Directions for this task
Lines holding the string "Herten" are the ones to copy from this listing.

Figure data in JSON
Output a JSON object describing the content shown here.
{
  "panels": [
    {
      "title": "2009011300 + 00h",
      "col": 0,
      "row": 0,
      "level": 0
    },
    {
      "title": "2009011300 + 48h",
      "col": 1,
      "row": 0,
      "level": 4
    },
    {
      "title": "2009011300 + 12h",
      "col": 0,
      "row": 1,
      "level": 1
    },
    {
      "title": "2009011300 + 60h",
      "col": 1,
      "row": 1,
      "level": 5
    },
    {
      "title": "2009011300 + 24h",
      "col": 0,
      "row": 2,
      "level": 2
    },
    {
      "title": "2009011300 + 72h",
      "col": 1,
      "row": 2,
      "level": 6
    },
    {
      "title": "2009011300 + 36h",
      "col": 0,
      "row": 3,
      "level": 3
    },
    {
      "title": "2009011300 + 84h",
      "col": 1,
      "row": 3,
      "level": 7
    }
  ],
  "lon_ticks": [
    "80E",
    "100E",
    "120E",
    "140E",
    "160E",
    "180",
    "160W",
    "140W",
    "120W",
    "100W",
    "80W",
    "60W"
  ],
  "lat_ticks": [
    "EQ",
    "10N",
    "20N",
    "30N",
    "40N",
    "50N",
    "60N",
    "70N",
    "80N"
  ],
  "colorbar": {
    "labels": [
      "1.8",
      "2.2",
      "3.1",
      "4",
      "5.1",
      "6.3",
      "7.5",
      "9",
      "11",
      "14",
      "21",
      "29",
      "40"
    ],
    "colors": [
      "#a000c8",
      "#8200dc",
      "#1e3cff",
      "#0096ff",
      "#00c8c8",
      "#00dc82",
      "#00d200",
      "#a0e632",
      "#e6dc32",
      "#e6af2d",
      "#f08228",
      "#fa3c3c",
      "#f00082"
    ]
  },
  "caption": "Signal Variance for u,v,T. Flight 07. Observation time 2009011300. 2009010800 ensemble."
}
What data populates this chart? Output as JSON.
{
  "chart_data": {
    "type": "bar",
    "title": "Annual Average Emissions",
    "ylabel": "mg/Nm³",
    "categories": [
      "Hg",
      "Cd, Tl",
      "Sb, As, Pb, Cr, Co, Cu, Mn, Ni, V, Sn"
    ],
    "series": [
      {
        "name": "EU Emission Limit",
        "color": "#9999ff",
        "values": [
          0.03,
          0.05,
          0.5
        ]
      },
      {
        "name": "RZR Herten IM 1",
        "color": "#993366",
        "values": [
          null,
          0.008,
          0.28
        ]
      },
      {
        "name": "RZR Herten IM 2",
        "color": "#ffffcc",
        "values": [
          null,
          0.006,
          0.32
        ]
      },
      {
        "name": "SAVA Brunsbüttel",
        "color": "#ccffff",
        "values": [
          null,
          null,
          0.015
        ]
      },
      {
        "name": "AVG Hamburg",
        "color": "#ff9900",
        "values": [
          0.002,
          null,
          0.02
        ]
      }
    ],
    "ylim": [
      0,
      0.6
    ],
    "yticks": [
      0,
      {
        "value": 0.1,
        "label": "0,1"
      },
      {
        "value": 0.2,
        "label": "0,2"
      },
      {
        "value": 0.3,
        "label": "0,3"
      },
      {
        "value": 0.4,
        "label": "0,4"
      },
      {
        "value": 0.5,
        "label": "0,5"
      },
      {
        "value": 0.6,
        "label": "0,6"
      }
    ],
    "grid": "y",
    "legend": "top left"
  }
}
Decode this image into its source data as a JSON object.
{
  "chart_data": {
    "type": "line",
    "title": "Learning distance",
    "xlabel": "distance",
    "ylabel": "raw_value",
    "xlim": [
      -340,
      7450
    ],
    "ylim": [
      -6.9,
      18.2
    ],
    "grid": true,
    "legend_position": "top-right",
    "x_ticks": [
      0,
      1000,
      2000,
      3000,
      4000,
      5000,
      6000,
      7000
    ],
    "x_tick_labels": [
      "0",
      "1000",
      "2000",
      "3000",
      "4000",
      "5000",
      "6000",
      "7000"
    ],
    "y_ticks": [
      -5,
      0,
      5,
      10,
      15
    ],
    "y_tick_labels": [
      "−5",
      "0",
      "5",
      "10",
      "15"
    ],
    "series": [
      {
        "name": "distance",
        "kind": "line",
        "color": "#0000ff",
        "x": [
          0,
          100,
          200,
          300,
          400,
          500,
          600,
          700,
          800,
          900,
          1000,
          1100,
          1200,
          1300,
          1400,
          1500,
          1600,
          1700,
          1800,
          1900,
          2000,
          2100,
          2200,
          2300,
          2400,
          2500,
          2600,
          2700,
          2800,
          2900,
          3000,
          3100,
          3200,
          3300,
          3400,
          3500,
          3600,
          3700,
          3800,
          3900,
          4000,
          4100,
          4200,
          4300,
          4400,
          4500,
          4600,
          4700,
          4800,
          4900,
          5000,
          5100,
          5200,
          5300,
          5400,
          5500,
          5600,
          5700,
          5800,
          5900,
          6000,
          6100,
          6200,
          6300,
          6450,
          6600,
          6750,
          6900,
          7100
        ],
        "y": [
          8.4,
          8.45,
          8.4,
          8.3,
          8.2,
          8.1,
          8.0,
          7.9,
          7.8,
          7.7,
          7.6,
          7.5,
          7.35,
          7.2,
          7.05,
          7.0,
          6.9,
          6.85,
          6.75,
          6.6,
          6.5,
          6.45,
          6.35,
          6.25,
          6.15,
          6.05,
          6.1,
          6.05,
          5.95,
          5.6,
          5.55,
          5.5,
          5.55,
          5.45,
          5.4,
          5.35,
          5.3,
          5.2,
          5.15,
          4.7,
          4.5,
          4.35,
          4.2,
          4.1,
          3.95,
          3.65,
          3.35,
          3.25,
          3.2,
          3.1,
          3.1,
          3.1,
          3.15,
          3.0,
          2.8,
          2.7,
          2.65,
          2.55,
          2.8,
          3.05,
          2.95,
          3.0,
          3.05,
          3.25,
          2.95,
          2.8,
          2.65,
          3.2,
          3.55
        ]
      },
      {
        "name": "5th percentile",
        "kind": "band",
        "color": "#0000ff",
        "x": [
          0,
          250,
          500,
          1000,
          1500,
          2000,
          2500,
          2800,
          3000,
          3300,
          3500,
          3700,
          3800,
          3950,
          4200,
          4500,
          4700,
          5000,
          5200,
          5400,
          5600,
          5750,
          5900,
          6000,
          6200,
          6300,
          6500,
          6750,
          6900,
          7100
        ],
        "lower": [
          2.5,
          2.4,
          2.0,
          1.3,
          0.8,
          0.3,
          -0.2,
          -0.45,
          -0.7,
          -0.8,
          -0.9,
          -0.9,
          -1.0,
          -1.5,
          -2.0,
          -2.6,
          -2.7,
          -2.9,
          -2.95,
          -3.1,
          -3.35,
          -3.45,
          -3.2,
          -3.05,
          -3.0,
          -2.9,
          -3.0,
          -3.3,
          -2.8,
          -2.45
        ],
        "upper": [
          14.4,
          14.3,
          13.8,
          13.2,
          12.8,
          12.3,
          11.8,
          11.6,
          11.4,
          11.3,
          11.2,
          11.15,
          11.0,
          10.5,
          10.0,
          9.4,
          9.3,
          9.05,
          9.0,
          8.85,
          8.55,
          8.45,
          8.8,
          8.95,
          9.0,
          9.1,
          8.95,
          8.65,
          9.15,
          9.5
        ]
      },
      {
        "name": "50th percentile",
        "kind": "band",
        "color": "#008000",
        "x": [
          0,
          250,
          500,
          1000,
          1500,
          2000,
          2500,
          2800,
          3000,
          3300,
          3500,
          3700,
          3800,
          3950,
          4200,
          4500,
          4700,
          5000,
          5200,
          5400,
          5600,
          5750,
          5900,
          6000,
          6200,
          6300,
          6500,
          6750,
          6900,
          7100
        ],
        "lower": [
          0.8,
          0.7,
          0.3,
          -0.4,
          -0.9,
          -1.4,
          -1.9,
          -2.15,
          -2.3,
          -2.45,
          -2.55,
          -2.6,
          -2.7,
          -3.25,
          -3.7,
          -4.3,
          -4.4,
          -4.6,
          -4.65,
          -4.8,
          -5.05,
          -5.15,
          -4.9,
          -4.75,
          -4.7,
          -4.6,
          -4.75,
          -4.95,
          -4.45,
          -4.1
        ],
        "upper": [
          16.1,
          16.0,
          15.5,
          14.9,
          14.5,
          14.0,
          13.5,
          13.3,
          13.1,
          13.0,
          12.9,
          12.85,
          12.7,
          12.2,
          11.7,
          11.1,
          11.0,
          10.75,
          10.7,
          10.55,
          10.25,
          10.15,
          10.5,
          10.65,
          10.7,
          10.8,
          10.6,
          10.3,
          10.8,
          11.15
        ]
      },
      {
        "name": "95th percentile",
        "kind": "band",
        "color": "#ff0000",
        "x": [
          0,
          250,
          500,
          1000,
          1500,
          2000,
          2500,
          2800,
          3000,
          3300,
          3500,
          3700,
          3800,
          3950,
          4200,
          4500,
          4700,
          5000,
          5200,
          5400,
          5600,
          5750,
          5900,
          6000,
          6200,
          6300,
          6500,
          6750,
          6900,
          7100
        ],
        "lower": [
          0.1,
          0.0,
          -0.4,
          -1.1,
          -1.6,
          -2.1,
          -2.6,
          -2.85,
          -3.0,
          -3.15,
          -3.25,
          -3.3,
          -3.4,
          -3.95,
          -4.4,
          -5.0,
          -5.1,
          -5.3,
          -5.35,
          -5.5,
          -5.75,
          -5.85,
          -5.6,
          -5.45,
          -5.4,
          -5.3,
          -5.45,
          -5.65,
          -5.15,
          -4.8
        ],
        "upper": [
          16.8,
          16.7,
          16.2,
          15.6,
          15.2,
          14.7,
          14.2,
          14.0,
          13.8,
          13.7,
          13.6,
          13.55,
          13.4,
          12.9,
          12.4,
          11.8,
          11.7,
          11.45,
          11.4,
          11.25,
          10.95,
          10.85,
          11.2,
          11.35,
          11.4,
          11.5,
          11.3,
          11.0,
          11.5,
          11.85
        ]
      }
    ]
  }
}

Finished task
        "name": "RZR Herten IM 1",
        "name": "RZR Herten IM 2",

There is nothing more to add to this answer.